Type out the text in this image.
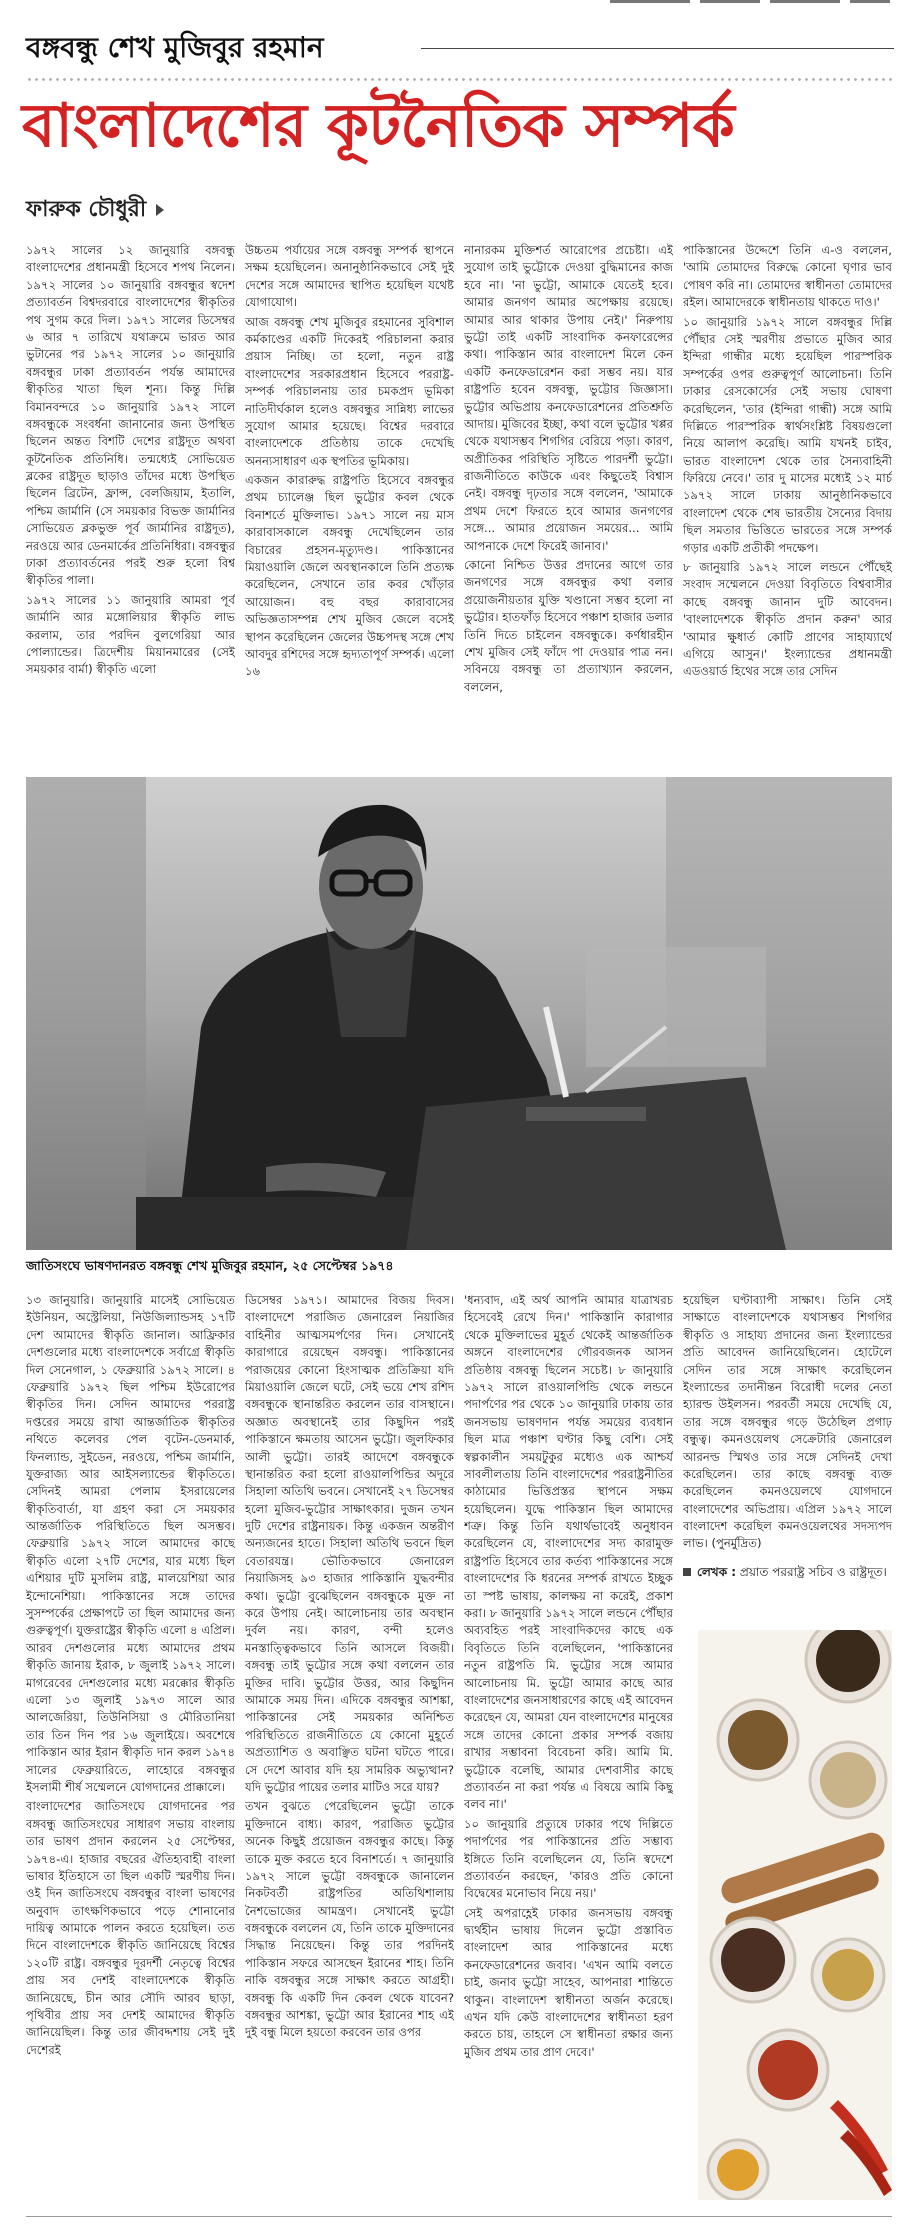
বঙ্গবন্ধু শেখ মুজিবুর রহমান
বাংলাদেশের কূটনৈতিক সম্পর্ক
ফারুক চৌধুরী

১৯৭২ সালের ১২ জানুয়ারি বঙ্গবন্ধু বাংলাদেশের প্রধানমন্ত্রী হিসেবে শপথ নিলেন। ১৯৭২ সালের ১০ জানুয়ারি বঙ্গবন্ধুর স্বদেশ প্রত্যাবর্তন বিশ্বদরবারে বাংলাদেশের স্বীকৃতির পথ সুগম করে দিল। ১৯৭১ সালের ডিসেম্বর ৬ আর ৭ তারিখে যথাক্রমে ভারত আর ভুটানের পর ১৯৭২ সালের ১০ জানুয়ারি বঙ্গবন্ধুর ঢাকা প্রত্যাবর্তন পর্যন্ত আমাদের স্বীকৃতির খাতা ছিল শূন্য। কিন্তু দিল্লি বিমানবন্দরে ১০ জানুয়ারি ১৯৭২ সালে বঙ্গবন্ধুকে সংবর্ধনা জানানোর জন্য উপস্থিত ছিলেন অন্তত বিশটি দেশের রাষ্ট্রদূত অথবা কূটনৈতিক প্রতিনিধি। তন্মধ্যেই সোভিয়েত ব্লকের রাষ্ট্রদূত ছাড়াও তাঁদের মধ্যে উপস্থিত ছিলেন ব্রিটেন, ফ্রান্স, বেলজিয়াম, ইতালি, পশ্চিম জার্মানি (সে সময়কার বিভক্ত জার্মানির সোভিয়েত ব্লকভুক্ত পূর্ব জার্মানির রাষ্ট্রদূত), নরওয়ে আর ডেনমার্কের প্রতিনিধিরা। বঙ্গবন্ধুর ঢাকা প্রত্যাবর্তনের পরই শুরু হলো বিশ্ব স্বীকৃতির পালা।

১৯৭২ সালের ১১ জানুয়ারি আমরা পূর্ব জার্মানি আর মঙ্গোলিয়ার স্বীকৃতি লাভ করলাম, তার পরদিন বুলগেরিয়া আর পোল্যান্ডের। ত্রিদেশীয় মিয়ানমারের (সেই সময়কার বার্মা) স্বীকৃতি এলো

উচ্চতম পর্যায়ের সঙ্গে বঙ্গবন্ধু সম্পর্ক স্থাপনে সক্ষম হয়েছিলেন। অনানুষ্ঠানিকভাবে সেই দুই দেশের সঙ্গে আমাদের স্থাপিত হয়েছিল যথেষ্ট যোগাযোগ।

আজ বঙ্গবন্ধু শেখ মুজিবুর রহমানের সুবিশাল কর্মকাণ্ডের একটি দিকেরই পরিচালনা করার প্রয়াস নিচ্ছি। তা হলো, নতুন রাষ্ট্র বাংলাদেশের সরকারপ্রধান হিসেবে পররাষ্ট্র-সম্পর্ক পরিচালনায় তার চমকপ্রদ ভূমিকা নাতিদীর্ঘকাল হলেও বঙ্গবন্ধুর সান্নিধ্য লাভের সুযোগ আমার হয়েছে। বিশ্বের দরবারে বাংলাদেশকে প্রতিষ্ঠায় তাকে দেখেছি অনন্যসাধারণ এক স্থপতির ভূমিকায়।

একজন কারারুদ্ধ রাষ্ট্রপতি হিসেবে বঙ্গবন্ধুর প্রথম চ্যালেঞ্জ ছিল ভুট্টোর কবল থেকে বিনাশর্তে মুক্তিলাভ। ১৯৭১ সালে নয় মাস কারাবাসকালে বঙ্গবন্ধু দেখেছিলেন তার বিচারের প্রহসন-মৃত্যুদণ্ড। পাকিস্তানের মিয়াওয়ালি জেলে অবস্থানকালে তিনি প্রত্যক্ষ করেছিলেন, সেখানে তার কবর খোঁড়ার আয়োজন। বহু বছর কারাবাসের অভিজ্ঞতাসম্পন্ন শেখ মুজিব জেলে বসেই স্থাপন করেছিলেন জেলের উচ্চপদস্থ সঙ্গে শেখ আবদুর রশিদের সঙ্গে হৃদ্যতাপূর্ণ সম্পর্ক। এলো ১৬

নানারকম মুক্তিশর্ত আরোপের প্রচেষ্টা। এই সুযোগ তাই ভুট্টোকে দেওয়া বুদ্ধিমানের কাজ হবে না। 'না ভুট্টো, আমাকে যেতেই হবে। আমার জনগণ আমার অপেক্ষায় রয়েছে। আমার আর থাকার উপায় নেই।' নিরুপায় ভুট্টো তাই একটি সাংবাদিক কনফারেন্সের কথা। পাকিস্তান আর বাংলাদেশ মিলে কেন একটি কনফেডারেশন করা সম্ভব নয়। যার রাষ্ট্রপতি হবেন বঙ্গবন্ধু, ভুট্টোর জিজ্ঞাসা। ভুট্টোর অভিপ্রায় কনফেডারেশনের প্রতিশ্রুতি আদায়। মুজিবের ইচ্ছা, কথা বলে ভুট্টোর খপ্পর থেকে যথাসম্ভব শিগগির বেরিয়ে পড়া। কারণ, অপ্রীতিকর পরিস্থিতি সৃষ্টিতে পারদর্শী ভুট্টো। রাজনীতিতে কাউকে এবং কিছুতেই বিশ্বাস নেই। বঙ্গবন্ধু দৃঢ়তার সঙ্গে বললেন, 'আমাকে প্রথম দেশে ফিরতে হবে আমার জনগণের সঙ্গে... আমার প্রয়োজন সময়ের... আমি আপনাকে দেশে ফিরেই জানাব।'

কোনো নিশ্চিত উত্তর প্রদানের আগে তার জনগণের সঙ্গে বঙ্গবন্ধুর কথা বলার প্রয়োজনীয়তার যুক্তি খণ্ডানো সম্ভব হলো না ভুট্টোর। হাতফাঁড় হিসেবে পঞ্চাশ হাজার ডলার তিনি দিতে চাইলেন বঙ্গবন্ধুকে। কর্ণধারহীন শেখ মুজিব সেই ফাঁদে পা দেওয়ার পাত্র নন। সবিনয়ে বঙ্গবন্ধু তা প্রত্যাখ্যান করলেন, বললেন,

পাকিস্তানের উদ্দেশে তিনি এ-ও বললেন, 'আমি তোমাদের বিরুদ্ধে কোনো ঘৃণার ভাব পোষণ করি না। তোমাদের স্বাধীনতা তোমাদের রইল। আমাদেরকে স্বাধীনতায় থাকতে দাও।'

১০ জানুয়ারি ১৯৭২ সালে বঙ্গবন্ধুর দিল্লি পৌঁছার সেই স্মরণীয় প্রভাতে মুজিব আর ইন্দিরা গান্ধীর মধ্যে হয়েছিল পারস্পরিক সম্পর্কের ওপর গুরুত্বপূর্ণ আলোচনা। তিনি ঢাকার রেসকোর্সের সেই সভায় ঘোষণা করেছিলেন, 'তার (ইন্দিরা গান্ধী) সঙ্গে আমি দিল্লিতে পারস্পরিক স্বার্থসংশ্লিষ্ট বিষয়গুলো নিয়ে আলাপ করেছি। আমি যখনই চাইব, ভারত বাংলাদেশ থেকে তার সৈন্যবাহিনী ফিরিয়ে নেবে।' তার দু মাসের মধ্যেই ১২ মার্চ ১৯৭২ সালে ঢাকায় আনুষ্ঠানিকভাবে বাংলাদেশ থেকে শেষ ভারতীয় সৈন্যের বিদায় ছিল সমতার ভিত্তিতে ভারতের সঙ্গে সম্পর্ক গড়ার একটি প্রতীকী পদক্ষেপ।

৮ জানুয়ারি ১৯৭২ সালে লন্ডনে পৌঁছেই সংবাদ সম্মেলনে দেওয়া বিবৃতিতে বিশ্ববাসীর কাছে বঙ্গবন্ধু জানান দুটি আবেদন। 'বাংলাদেশকে স্বীকৃতি প্রদান করুন' আর 'আমার ক্ষুধার্ত কোটি প্রাণের সাহায্যার্থে এগিয়ে আসুন।' ইংল্যান্ডের প্রধানমন্ত্রী এডওয়ার্ড হিথের সঙ্গে তার সেদিন

জাতিসংঘে ভাষণদানরত বঙ্গবন্ধু শেখ মুজিবুর রহমান, ২৫ সেপ্টেম্বর ১৯৭৪

১৩ জানুয়ারি। জানুয়ারি মাসেই সোভিয়েত ইউনিয়ন, অস্ট্রেলিয়া, নিউজিল্যান্ডসহ ১৭টি দেশ আমাদের স্বীকৃতি জানাল। আফ্রিকার দেশগুলোর মধ্যে বাংলাদেশকে সর্বাগ্রে স্বীকৃতি দিল সেনেগাল, ১ ফেব্রুয়ারি ১৯৭২ সালে। ৪ ফেব্রুয়ারি ১৯৭২ ছিল পশ্চিম ইউরোপের স্বীকৃতির দিন। সেদিন আমাদের পররাষ্ট্র দপ্তরের সময়ে রাখা আন্তর্জাতিক স্বীকৃতির নথিতে কলেবর পেল বৃটেন-ডেনমার্ক, ফিনল্যান্ড, সুইডেন, নরওয়ে, পশ্চিম জার্মানি, যুক্তরাজ্য আর আইসল্যান্ডের স্বীকৃতিতে। সেদিনই আমরা পেলাম ইসরায়েলের স্বীকৃতিবার্তা, যা গ্রহণ করা সে সময়কার আন্তর্জাতিক পরিস্থিতিতে ছিল অসম্ভব। ফেব্রুয়ারি ১৯৭২ সালে আমাদের কাছে স্বীকৃতি এলো ২৭টি দেশের, যার মধ্যে ছিল এশিয়ার দুটি মুসলিম রাষ্ট্র, মালয়েশিয়া আর ইন্দোনেশিয়া। পাকিস্তানের সঙ্গে তাদের সুসম্পর্কের প্রেক্ষাপটে তা ছিল আমাদের জন্য গুরুত্বপূর্ণ। যুক্তরাষ্ট্রের স্বীকৃতি এলো ৪ এপ্রিল। আরব দেশগুলোর মধ্যে আমাদের প্রথম স্বীকৃতি জানায় ইরাক, ৮ জুলাই ১৯৭২ সালে। মাগরেবের দেশগুলোর মধ্যে মরক্কোর স্বীকৃতি এলো ১৩ জুলাই ১৯৭৩ সালে আর আলজেরিয়া, তিউনিসিয়া ও মৌরিতানিয়া তার তিন দিন পর ১৬ জুলাইয়ে। অবশেষে পাকিস্তান আর ইরান স্বীকৃতি দান করল ১৯৭৪ সালের ফেব্রুয়ারিতে, লাহোরে বঙ্গবন্ধুর ইসলামী শীর্ষ সম্মেলনে যোগদানের প্রাক্কালে।

বাংলাদেশের জাতিসংঘে যোগদানের পর বঙ্গবন্ধু জাতিসংঘের সাধারণ সভায় বাংলায় তার ভাষণ প্রদান করলেন ২৫ সেপ্টেম্বর, ১৯৭৪-এ। হাজার বছরের ঐতিহ্যবাহী বাংলা ভাষার ইতিহাসে তা ছিল একটি স্মরণীয় দিন। ওই দিন জাতিসংঘে বঙ্গবন্ধুর বাংলা ভাষণের অনুবাদ তাৎক্ষণিকভাবে পড়ে শোনানোর দায়িত্ব আমাকে পালন করতে হয়েছিল। তত দিনে বাংলাদেশকে স্বীকৃতি জানিয়েছে বিশ্বের ১২০টি রাষ্ট্র। বঙ্গবন্ধুর দূরদর্শী নেতৃত্বে বিশ্বের প্রায় সব দেশই বাংলাদেশকে স্বীকৃতি জানিয়েছে, চীন আর সৌদি আরব ছাড়া, পৃথিবীর প্রায় সব দেশই আমাদের স্বীকৃতি জানিয়েছিল। কিন্তু তার জীবদ্দশায় সেই দুই দেশেরই

ডিসেম্বর ১৯৭১। আমাদের বিজয় দিবস। বাংলাদেশে পরাজিত জেনারেল নিয়াজির বাহিনীর আত্মসমর্পণের দিন। সেখানেই কারাগারে রয়েছেন বঙ্গবন্ধু। পাকিস্তানের পরাজয়ের কোনো হিংসাত্মক প্রতিক্রিয়া যদি মিয়াওয়ালি জেলে ঘটে, সেই ভয়ে শেখ রশিদ বঙ্গবন্ধুকে স্থানান্তরিত করলেন তার বাসস্থানে। অজ্ঞাত অবস্থানেই তার কিছুদিন পরই পাকিস্তানে ক্ষমতায় আসেন ভুট্টো। জুলফিকার আলী ভুট্টো। তারই আদেশে বঙ্গবন্ধুকে স্থানান্তরিত করা হলো রাওয়ালপিন্ডির অদূরে সিহালা অতিথি ভবনে। সেখানেই ২৭ ডিসেম্বর হলো মুজিব-ভুট্টোর সাক্ষাৎকার। দুজন তখন দুটি দেশের রাষ্ট্রনায়ক। কিন্তু একজন অন্তরীণ অন্যজনের হাতে। সিহালা অতিথি ভবনে ছিল বেতারযন্ত্র। ভৌতিকভাবে জেনারেল নিয়াজিসহ ৯৩ হাজার পাকিস্তানি যুদ্ধবন্দীর কথা। ভুট্টো বুঝেছিলেন বঙ্গবন্ধুকে মুক্ত না করে উপায় নেই। আলোচনায় তার অবস্থান দুর্বল নয়। কারণ, বন্দী হলেও মনস্তাত্ত্বিকভাবে তিনি আসলে বিজয়ী। বঙ্গবন্ধু তাই ভুট্টোর সঙ্গে কথা বললেন তার মুক্তির দাবি। ভুট্টোর উত্তর, আর কিছুদিন আমাকে সময় দিন। এদিকে বঙ্গবন্ধুর আশঙ্কা, পাকিস্তানের সেই সময়কার অনিশ্চিত পরিস্থিতিতে রাজনীতিতে যে কোনো মুহূর্তে অপ্রত্যাশিত ও অবাঞ্ছিত ঘটনা ঘটতে পারে। সে দেশে আবার যদি হয় সামরিক অভ্যুত্থান? যদি ভুট্টোর পায়ের তলার মাটিও সরে যায়?

তখন বুঝতে পেরেছিলেন ভুট্টো তাকে মুক্তিদানে বাধ্য। কারণ, পরাজিত ভুট্টোর অনেক কিছুই প্রয়োজন বঙ্গবন্ধুর কাছে। কিন্তু তাকে মুক্ত করতে হবে বিনাশর্তে। ৭ জানুয়ারি ১৯৭২ সালে ভুট্টো বঙ্গবন্ধুকে জানালেন নিকটবর্তী রাষ্ট্রপতির অতিথিশালায় নৈশভোজের আমন্ত্রণ। সেখানেই ভুট্টো বঙ্গবন্ধুকে বললেন যে, তিনি তাকে মুক্তিদানের সিদ্ধান্ত নিয়েছেন। কিন্তু তার পরদিনই পাকিস্তান সফরে আসছেন ইরানের শাহ। তিনি নাকি বঙ্গবন্ধুর সঙ্গে সাক্ষাৎ করতে আগ্রহী। বঙ্গবন্ধু কি একটি দিন কেবল থেকে যাবেন? বঙ্গবন্ধুর আশঙ্কা, ভুট্টো আর ইরানের শাহ এই দুই বন্ধু মিলে হয়তো করবেন তার ওপর

'ধন্যবাদ, এই অর্থ আপনি আমার যাত্রাখরচ হিসেবেই রেখে দিন।' পাকিস্তানি কারাগার থেকে মুক্তিলাভের মুহূর্ত থেকেই আন্তর্জাতিক অঙ্গনে বাংলাদেশের গৌরবজনক আসন প্রতিষ্ঠায় বঙ্গবন্ধু ছিলেন সচেষ্ট। ৮ জানুয়ারি ১৯৭২ সালে রাওয়ালপিন্ডি থেকে লন্ডনে পদার্পণের পর থেকে ১০ জানুয়ারি ঢাকায় তার জনসভায় ভাষণদান পর্যন্ত সময়ের ব্যবধান ছিল মাত্র পঞ্চাশ ঘণ্টার কিছু বেশি। সেই স্বল্পকালীন সময়টুকুর মধ্যেও এক আশ্চর্য সাবলীলতায় তিনি বাংলাদেশের পররাষ্ট্রনীতির কাঠামোর ভিত্তিপ্রস্তর স্থাপনে সক্ষম হয়েছিলেন। যুদ্ধে পাকিস্তান ছিল আমাদের শত্রু। কিন্তু তিনি যথার্থভাবেই অনুধাবন করেছিলেন যে, বাংলাদেশের সদ্য কারামুক্ত রাষ্ট্রপতি হিসেবে তার কর্তব্য পাকিস্তানের সঙ্গে বাংলাদেশের কি ধরনের সম্পর্ক রাখতে ইচ্ছুক তা স্পষ্ট ভাষায়, কালক্ষয় না করেই, প্রকাশ করা। ৮ জানুয়ারি ১৯৭২ সালে লন্ডনে পৌঁছার অব্যবহিত পরই সাংবাদিকদের কাছে এক বিবৃতিতে তিনি বলেছিলেন, 'পাকিস্তানের নতুন রাষ্ট্রপতি মি. ভুট্টোর সঙ্গে আমার আলোচনায় মি. ভুট্টো আমার কাছে আর বাংলাদেশের জনসাধারণের কাছে এই আবেদন করেছেন যে, আমরা যেন বাংলাদেশের মানুষের সঙ্গে তাদের কোনো প্রকার সম্পর্ক বজায় রাখার সম্ভাবনা বিবেচনা করি। আমি মি. ভুট্টোকে বলেছি, আমার দেশবাসীর কাছে প্রত্যাবর্তন না করা পর্যন্ত এ বিষয়ে আমি কিছু বলব না।'

১০ জানুয়ারি প্রত্যুষে ঢাকার পথে দিল্লিতে পদার্পণের পর পাকিস্তানের প্রতি সম্ভাব্য ইঙ্গিতে তিনি বলেছিলেন যে, তিনি স্বদেশে প্রত্যাবর্তন করছেন, 'কারও প্রতি কোনো বিদ্বেষের মনোভাব নিয়ে নয়।'

সেই অপরাহ্ণেই ঢাকার জনসভায় বঙ্গবন্ধু দ্ব্যর্থহীন ভাষায় দিলেন ভুট্টো প্রস্তাবিত বাংলাদেশ আর পাকিস্তানের মধ্যে কনফেডারেশনের জবাব। 'এখন আমি বলতে চাই, জনাব ভুট্টো সাহেব, আপনারা শান্তিতে থাকুন। বাংলাদেশ স্বাধীনতা অর্জন করেছে। এখন যদি কেউ বাংলাদেশের স্বাধীনতা হরণ করতে চায়, তাহলে সে স্বাধীনতা রক্ষার জন্য মুজিব প্রথম তার প্রাণ দেবে।'

হয়েছিল ঘণ্টাব্যাপী সাক্ষাৎ। তিনি সেই সাক্ষাতে বাংলাদেশকে যথাসম্ভব শিগগির স্বীকৃতি ও সাহায্য প্রদানের জন্য ইংল্যান্ডের প্রতি আবেদন জানিয়েছিলেন। হোটেলে সেদিন তার সঙ্গে সাক্ষাৎ করেছিলেন ইংল্যান্ডের তদানীন্তন বিরোধী দলের নেতা হ্যারল্ড উইলসন। পরবর্তী সময়ে দেখেছি যে, তার সঙ্গে বঙ্গবন্ধুর গড়ে উঠেছিল প্রগাঢ় বন্ধুত্ব। কমনওয়েলথ সেক্রেটারি জেনারেল আরনল্ড স্মিথও তার সঙ্গে সেদিনই দেখা করেছিলেন। তার কাছে বঙ্গবন্ধু ব্যক্ত করেছিলেন কমনওয়েলথে যোগদানে বাংলাদেশের অভিপ্রায়। এপ্রিল ১৯৭২ সালে বাংলাদেশ করেছিল কমনওয়েলথের সদস্যপদ লাভ। (পুনর্মুদ্রিত)

লেখক : প্রয়াত পররাষ্ট্র সচিব ও রাষ্ট্রদূত।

**Exercise task:**
Search the entries for "জনগণ" and copy out each line that has it.

**Answer in full:**
নানারকম মুক্তিশর্ত আরোপের প্রচেষ্টা। এই সুযোগ তাই ভুট্টোকে দেওয়া বুদ্ধিমানের কাজ হবে না। 'না ভুট্টো, আমাকে যেতেই হবে। আমার জনগণ আমার অপেক্ষায় রয়েছে। আমার আর থাকার উপায় নেই।' নিরুপায় ভুট্টো তাই একটি সাংবাদিক কনফারেন্সের কথা। পাকিস্তান আর বাংলাদেশ মিলে কেন একটি কনফেডারেশন করা সম্ভব নয়। যার রাষ্ট্রপতি হবেন বঙ্গবন্ধু, ভুট্টোর জিজ্ঞাসা। ভুট্টোর অভিপ্রায় কনফেডারেশনের প্রতিশ্রুতি আদায়। মুজিবের ইচ্ছা, কথা বলে ভুট্টোর খপ্পর থেকে যথাসম্ভব শিগগির বেরিয়ে পড়া। কারণ, অপ্রীতিকর পরিস্থিতি সৃষ্টিতে পারদর্শী ভুট্টো। রাজনীতিতে কাউকে এবং কিছুতেই বিশ্বাস নেই। বঙ্গবন্ধু দৃঢ়তার সঙ্গে বললেন, 'আমাকে প্রথম দেশে ফিরতে হবে আমার জনগণের সঙ্গে... আমার প্রয়োজন সময়ের... আমি আপনাকে দেশে ফিরেই জানাব।'
কোনো নিশ্চিত উত্তর প্রদানের আগে তার জনগণের সঙ্গে বঙ্গবন্ধুর কথা বলার প্রয়োজনীয়তার যুক্তি খণ্ডানো সম্ভব হলো না ভুট্টোর। হাতফাঁড় হিসেবে পঞ্চাশ হাজার ডলার তিনি দিতে চাইলেন বঙ্গবন্ধুকে। কর্ণধারহীন শেখ মুজিব সেই ফাঁদে পা দেওয়ার পাত্র নন। সবিনয়ে বঙ্গবন্ধু তা প্রত্যাখ্যান করলেন, বললেন,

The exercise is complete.